## Task goal
All of the entries must be reproduced exactly, with no images carried over.

## Entries supplied
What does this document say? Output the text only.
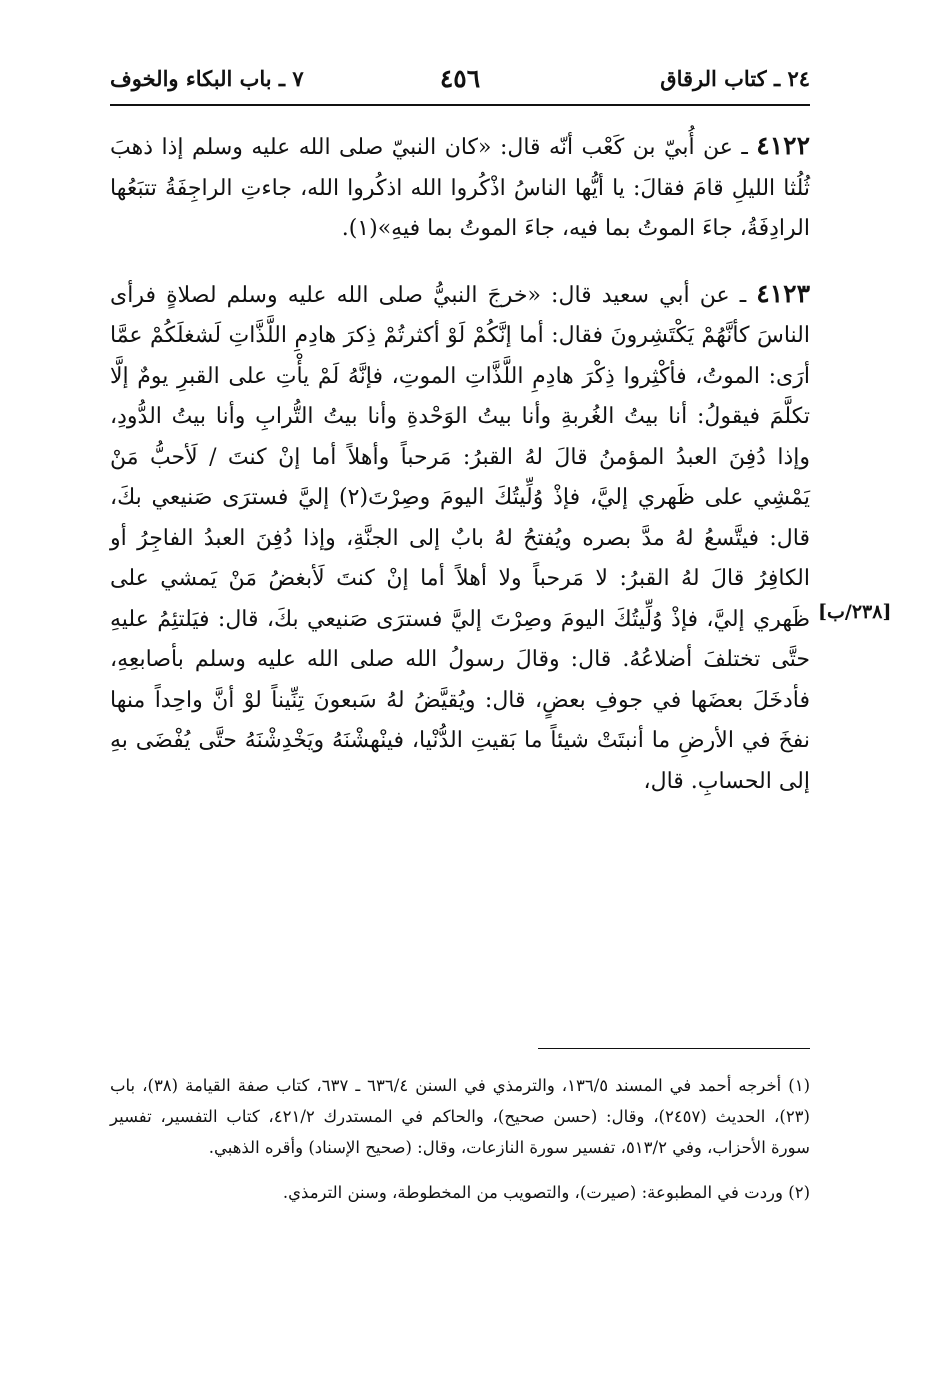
٢٤ ـ كتاب الرقاق
٤٥٦
٧ ـ باب البكاء والخوف

٤١٢٢ ـ عن أُبيّ بن كَعْب أنّه قال: «كان النبيّ صلى الله عليه وسلم إذا ذهبَ ثُلُثا الليلِ قامَ فقالَ: يا أيُّها الناسُ اذْكُروا الله اذكُروا الله، جاءتِ الراجِفَةُ تتبَعُها الرادِفَةُ، جاءَ الموتُ بما فيه، جاءَ الموتُ بما فيهِ»(١).

٤١٢٣ ـ عن أبي سعيد قال: «خرجَ النبيُّ صلى الله عليه وسلم لصلاةٍ فرأى الناسَ كأنَّهُمْ يَكْتَشِرونَ فقال: أما إنَّكُمْ لَوْ أكثرتُمْ ذِكرَ هادِمِ اللَّذَّاتِ لَشغلَكُمْ عمَّا أرَى: الموتُ، فأكْثِروا ذِكْرَ هادِمِ اللَّذَّاتِ الموتِ، فإنَّهُ لَمْ يأْتِ على القبرِ يومٌ إلَّا تكلَّمَ فيقولُ: أنا بيتُ الغُربةِ وأنا بيتُ الوَحْدةِ وأنا بيتُ التُّرابِ وأنا بيتُ الدُّودِ، وإذا دُفِنَ العبدُ المؤمنُ قالَ لهُ القبرُ: مَرحباً وأهلاً أما إنْ كنتَ / لَأحبُّ مَنْ يَمْشِي على ظَهري إليَّ، فإذْ وُلِّيتُكَ اليومَ وصِرْتَ(٢) إليَّ فسترَى صَنيعي بكَ، قال: فيتَّسعُ لهُ مدَّ بصره ويُفتحُ لهُ بابٌ إلى الجنَّةِ، وإذا دُفِنَ العبدُ الفاجِرُ أو الكافِرُ قالَ لهُ القبرُ: لا مَرحباً ولا أهلاً أما إنْ كنتَ لَأبغضُ مَنْ يَمشي على ظَهري إليَّ، فإذْ وُلِّيتُكَ اليومَ وصِرْتَ إليَّ فسترَى صَنيعي بكَ، قال: فيَلتئِمُ عليهِ حتَّى تختلفَ أضلاعُهُ. قال: وقالَ رسولُ الله صلى الله عليه وسلم بأصابعِهِ، فأدخَلَ بعضَها في جوفِ بعضٍ، قال: ويُقيَّضُ لهُ سَبعونَ تِنِّيناً لوْ أنَّ واحِداً منها نفخَ في الأرضِ ما أنبتَتْ شيئاً ما بَقيتِ الدُّنْيا، فينْهشْنَهُ ويَخْدِشْنَهُ حتَّى يُفْضَى بهِ إلى الحسابِ. قال،

[٢٣٨/ب]

(١) أخرجه أحمد في المسند ١٣٦/٥، والترمذي في السنن ٦٣٦/٤ ـ ٦٣٧، كتاب صفة القيامة (٣٨)، باب (٢٣)، الحديث (٢٤٥٧)، وقال: (حسن صحيح)، والحاكم في المستدرك ٤٢١/٢، كتاب التفسير، تفسير سورة الأحزاب، وفي ٥١٣/٢، تفسير سورة النازعات، وقال: (صحيح الإسناد) وأقره الذهبي.

(٢) وردت في المطبوعة: (صيرت)، والتصويب من المخطوطة، وسنن الترمذي.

## Worked solution
What does this document say? Output the text only.
٢٤ ـ كتاب الرقاق
٤٥٦
٧ ـ باب البكاء والخوف

٤١٢٢ ـ عن أُبيّ بن كَعْب أنّه قال: «كان النبيّ صلى الله عليه وسلم إذا ذهبَ ثُلُثا الليلِ قامَ فقالَ: يا أيُّها الناسُ اذْكُروا الله اذكُروا الله، جاءتِ الراجِفَةُ تتبَعُها الرادِفَةُ، جاءَ الموتُ بما فيه، جاءَ الموتُ بما فيهِ»(١).

٤١٢٣ ـ عن أبي سعيد قال: «خرجَ النبيُّ صلى الله عليه وسلم لصلاةٍ فرأى الناسَ كأنَّهُمْ يَكْتَشِرونَ فقال: أما إنَّكُمْ لَوْ أكثرتُمْ ذِكرَ هادِمِ اللَّذَّاتِ لَشغلَكُمْ عمَّا أرَى: الموتُ، فأكْثِروا ذِكْرَ هادِمِ اللَّذَّاتِ الموتِ، فإنَّهُ لَمْ يأْتِ على القبرِ يومٌ إلَّا تكلَّمَ فيقولُ: أنا بيتُ الغُربةِ وأنا بيتُ الوَحْدةِ وأنا بيتُ التُّرابِ وأنا بيتُ الدُّودِ، وإذا دُفِنَ العبدُ المؤمنُ قالَ لهُ القبرُ: مَرحباً وأهلاً أما إنْ كنتَ / لَأحبُّ مَنْ يَمْشِي على ظَهري إليَّ، فإذْ وُلِّيتُكَ اليومَ وصِرْتَ(٢) إليَّ فسترَى صَنيعي بكَ، قال: فيتَّسعُ لهُ مدَّ بصره ويُفتحُ لهُ بابٌ إلى الجنَّةِ، وإذا دُفِنَ العبدُ الفاجِرُ أو الكافِرُ قالَ لهُ القبرُ: لا مَرحباً ولا أهلاً أما إنْ كنتَ لَأبغضُ مَنْ يَمشي على ظَهري إليَّ، فإذْ وُلِّيتُكَ اليومَ وصِرْتَ إليَّ فسترَى صَنيعي بكَ، قال: فيَلتئِمُ عليهِ حتَّى تختلفَ أضلاعُهُ. قال: وقالَ رسولُ الله صلى الله عليه وسلم بأصابعِهِ، فأدخَلَ بعضَها في جوفِ بعضٍ، قال: ويُقيَّضُ لهُ سَبعونَ تِنِّيناً لوْ أنَّ واحِداً منها نفخَ في الأرضِ ما أنبتَتْ شيئاً ما بَقيتِ الدُّنْيا، فينْهشْنَهُ ويَخْدِشْنَهُ حتَّى يُفْضَى بهِ إلى الحسابِ. قال،

[٢٣٨/ب]

(١) أخرجه أحمد في المسند ١٣٦/٥، والترمذي في السنن ٦٣٦/٤ ـ ٦٣٧، كتاب صفة القيامة (٣٨)، باب (٢٣)، الحديث (٢٤٥٧)، وقال: (حسن صحيح)، والحاكم في المستدرك ٤٢١/٢، كتاب التفسير، تفسير سورة الأحزاب، وفي ٥١٣/٢، تفسير سورة النازعات، وقال: (صحيح الإسناد) وأقره الذهبي.

(٢) وردت في المطبوعة: (صيرت)، والتصويب من المخطوطة، وسنن الترمذي.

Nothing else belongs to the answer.